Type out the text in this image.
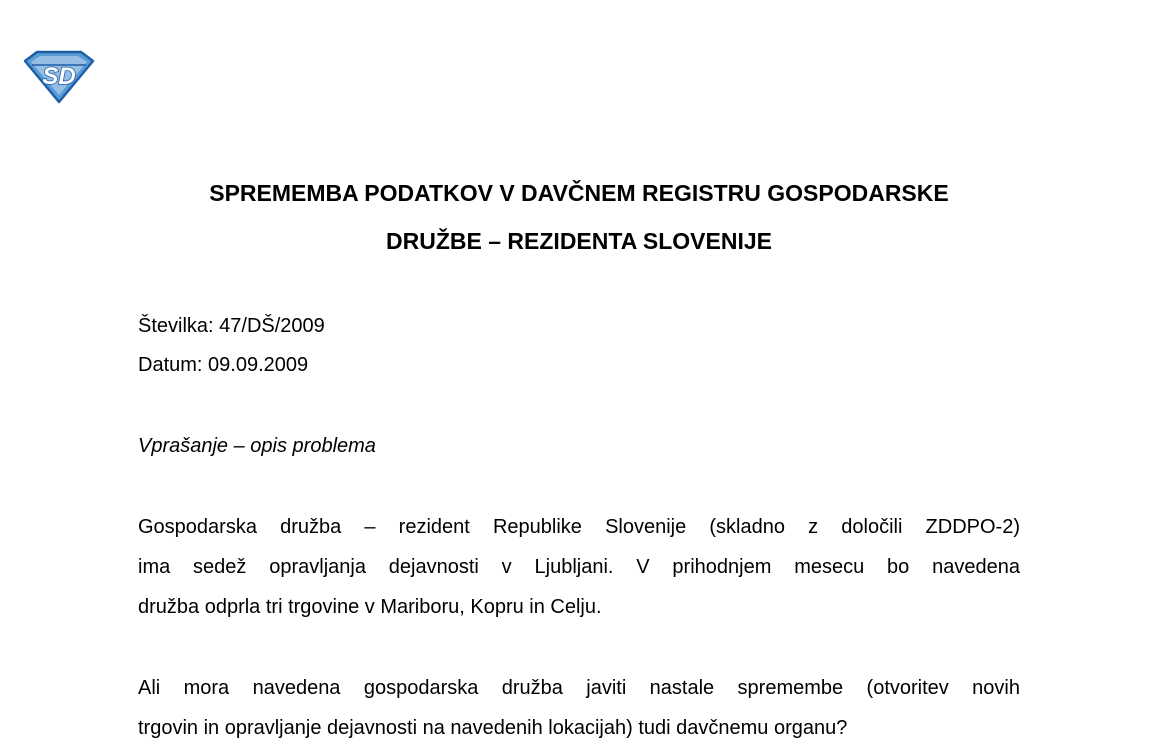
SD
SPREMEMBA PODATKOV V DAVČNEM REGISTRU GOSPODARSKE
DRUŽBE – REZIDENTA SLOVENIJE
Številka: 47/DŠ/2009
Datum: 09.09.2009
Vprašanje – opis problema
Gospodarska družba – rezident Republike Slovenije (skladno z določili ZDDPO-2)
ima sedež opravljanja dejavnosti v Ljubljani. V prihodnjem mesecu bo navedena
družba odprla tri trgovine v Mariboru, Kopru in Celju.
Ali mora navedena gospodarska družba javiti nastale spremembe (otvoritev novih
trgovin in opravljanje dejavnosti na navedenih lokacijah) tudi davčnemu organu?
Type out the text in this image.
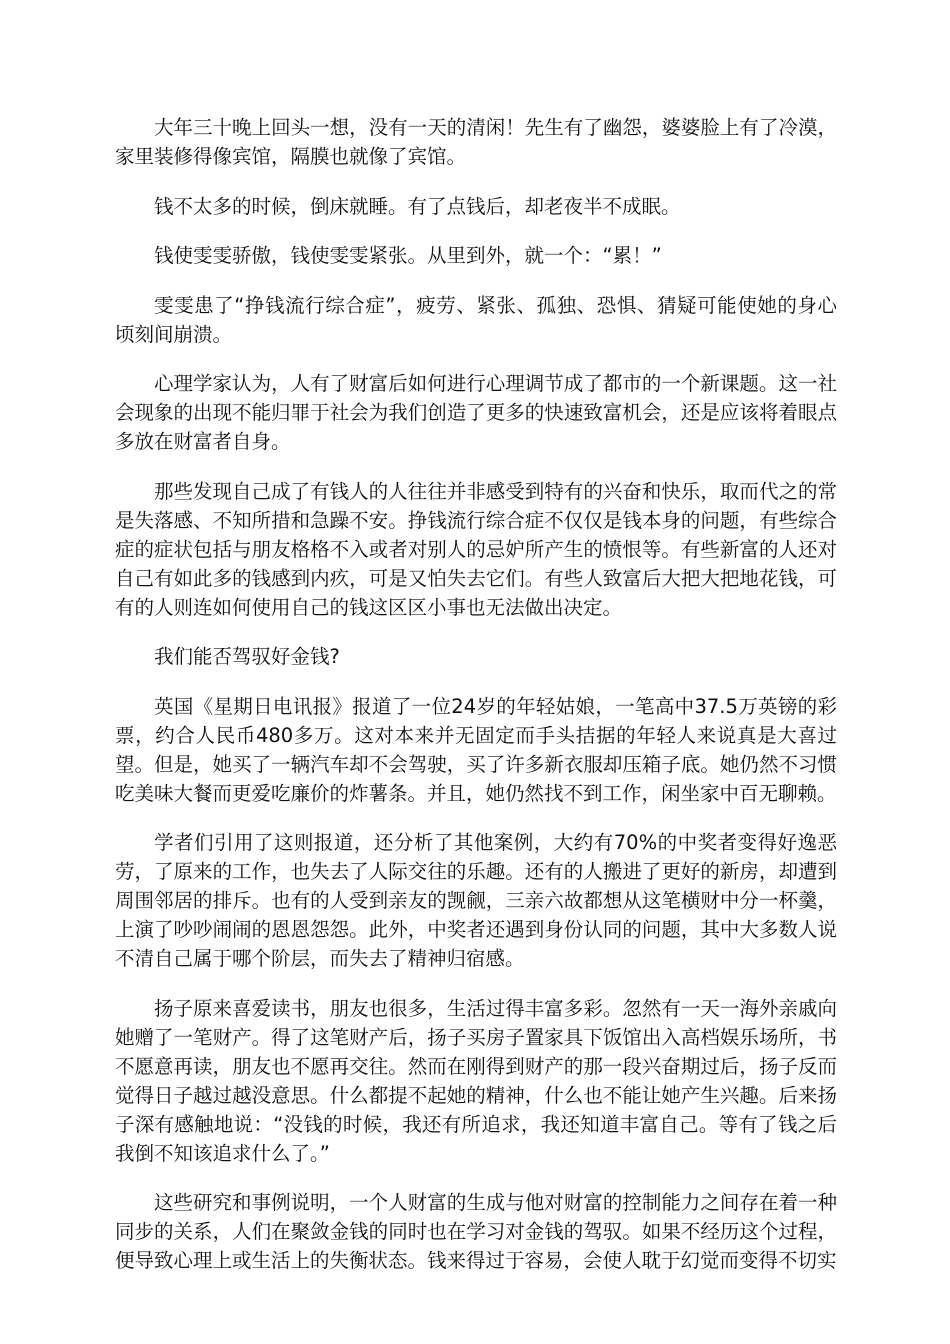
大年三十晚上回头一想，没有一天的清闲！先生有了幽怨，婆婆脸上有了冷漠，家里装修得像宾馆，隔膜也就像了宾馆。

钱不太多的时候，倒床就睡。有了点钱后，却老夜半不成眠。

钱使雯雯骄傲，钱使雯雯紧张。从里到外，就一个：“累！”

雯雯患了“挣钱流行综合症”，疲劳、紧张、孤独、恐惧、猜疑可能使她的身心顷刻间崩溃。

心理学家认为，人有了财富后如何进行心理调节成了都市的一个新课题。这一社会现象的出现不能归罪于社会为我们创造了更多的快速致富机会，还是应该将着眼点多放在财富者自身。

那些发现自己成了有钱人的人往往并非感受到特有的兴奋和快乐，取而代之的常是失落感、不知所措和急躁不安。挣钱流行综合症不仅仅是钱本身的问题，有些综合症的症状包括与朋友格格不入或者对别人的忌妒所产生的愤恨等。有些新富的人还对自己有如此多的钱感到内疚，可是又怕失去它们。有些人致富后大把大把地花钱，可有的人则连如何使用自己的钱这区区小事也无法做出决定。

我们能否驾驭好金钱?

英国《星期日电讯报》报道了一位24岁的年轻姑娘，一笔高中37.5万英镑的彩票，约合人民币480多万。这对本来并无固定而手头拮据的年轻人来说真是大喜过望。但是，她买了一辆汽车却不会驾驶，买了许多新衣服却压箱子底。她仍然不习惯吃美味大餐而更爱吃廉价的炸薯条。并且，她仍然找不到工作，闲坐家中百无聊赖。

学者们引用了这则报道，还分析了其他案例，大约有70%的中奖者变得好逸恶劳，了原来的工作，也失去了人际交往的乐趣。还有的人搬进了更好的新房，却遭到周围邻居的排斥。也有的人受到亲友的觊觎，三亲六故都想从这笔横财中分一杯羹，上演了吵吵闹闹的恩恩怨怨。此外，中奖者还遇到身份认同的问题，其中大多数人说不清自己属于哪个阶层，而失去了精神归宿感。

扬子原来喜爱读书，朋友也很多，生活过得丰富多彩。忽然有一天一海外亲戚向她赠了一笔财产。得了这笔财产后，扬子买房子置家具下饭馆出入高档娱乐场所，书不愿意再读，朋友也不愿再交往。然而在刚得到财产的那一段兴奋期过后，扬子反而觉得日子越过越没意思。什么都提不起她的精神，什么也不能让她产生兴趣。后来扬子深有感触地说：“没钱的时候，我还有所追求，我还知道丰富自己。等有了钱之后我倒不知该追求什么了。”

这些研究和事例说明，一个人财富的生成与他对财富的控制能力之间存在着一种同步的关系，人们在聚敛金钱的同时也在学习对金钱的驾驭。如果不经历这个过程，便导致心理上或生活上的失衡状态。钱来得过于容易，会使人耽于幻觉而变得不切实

....

> [Problem requirements]: Without including any picture, repeat the data exactly.

> [Written solution]:
Type out the text in this image.
SD
SPREMEMBA PODATKOV V DAVČNEM REGISTRU GOSPODARSKE
DRUŽBE – REZIDENTA SLOVENIJE
Številka: 47/DŠ/2009
Datum: 09.09.2009
Vprašanje – opis problema
Gospodarska družba – rezident Republike Slovenije (skladno z določili ZDDPO-2)
ima sedež opravljanja dejavnosti v Ljubljani. V prihodnjem mesecu bo navedena
družba odprla tri trgovine v Mariboru, Kopru in Celju.
Ali mora navedena gospodarska družba javiti nastale spremembe (otvoritev novih
trgovin in opravljanje dejavnosti na navedenih lokacijah) tudi davčnemu organu?
Type out the text in this image.
大年三十晚上回头一想，没有一天的清闲！先生有了幽怨，婆婆脸上有了冷漠，家里装修得像宾馆，隔膜也就像了宾馆。

钱不太多的时候，倒床就睡。有了点钱后，却老夜半不成眠。

钱使雯雯骄傲，钱使雯雯紧张。从里到外，就一个：“累！”

雯雯患了“挣钱流行综合症”，疲劳、紧张、孤独、恐惧、猜疑可能使她的身心顷刻间崩溃。

心理学家认为，人有了财富后如何进行心理调节成了都市的一个新课题。这一社会现象的出现不能归罪于社会为我们创造了更多的快速致富机会，还是应该将着眼点多放在财富者自身。

那些发现自己成了有钱人的人往往并非感受到特有的兴奋和快乐，取而代之的常是失落感、不知所措和急躁不安。挣钱流行综合症不仅仅是钱本身的问题，有些综合症的症状包括与朋友格格不入或者对别人的忌妒所产生的愤恨等。有些新富的人还对自己有如此多的钱感到内疚，可是又怕失去它们。有些人致富后大把大把地花钱，可有的人则连如何使用自己的钱这区区小事也无法做出决定。

我们能否驾驭好金钱?

英国《星期日电讯报》报道了一位24岁的年轻姑娘，一笔高中37.5万英镑的彩票，约合人民币480多万。这对本来并无固定而手头拮据的年轻人来说真是大喜过望。但是，她买了一辆汽车却不会驾驶，买了许多新衣服却压箱子底。她仍然不习惯吃美味大餐而更爱吃廉价的炸薯条。并且，她仍然找不到工作，闲坐家中百无聊赖。

学者们引用了这则报道，还分析了其他案例，大约有70%的中奖者变得好逸恶劳，了原来的工作，也失去了人际交往的乐趣。还有的人搬进了更好的新房，却遭到周围邻居的排斥。也有的人受到亲友的觊觎，三亲六故都想从这笔横财中分一杯羹，上演了吵吵闹闹的恩恩怨怨。此外，中奖者还遇到身份认同的问题，其中大多数人说不清自己属于哪个阶层，而失去了精神归宿感。

扬子原来喜爱读书，朋友也很多，生活过得丰富多彩。忽然有一天一海外亲戚向她赠了一笔财产。得了这笔财产后，扬子买房子置家具下饭馆出入高档娱乐场所，书不愿意再读，朋友也不愿再交往。然而在刚得到财产的那一段兴奋期过后，扬子反而觉得日子越过越没意思。什么都提不起她的精神，什么也不能让她产生兴趣。后来扬子深有感触地说：“没钱的时候，我还有所追求，我还知道丰富自己。等有了钱之后我倒不知该追求什么了。”

这些研究和事例说明，一个人财富的生成与他对财富的控制能力之间存在着一种同步的关系，人们在聚敛金钱的同时也在学习对金钱的驾驭。如果不经历这个过程，便导致心理上或生活上的失衡状态。钱来得过于容易，会使人耽于幻觉而变得不切实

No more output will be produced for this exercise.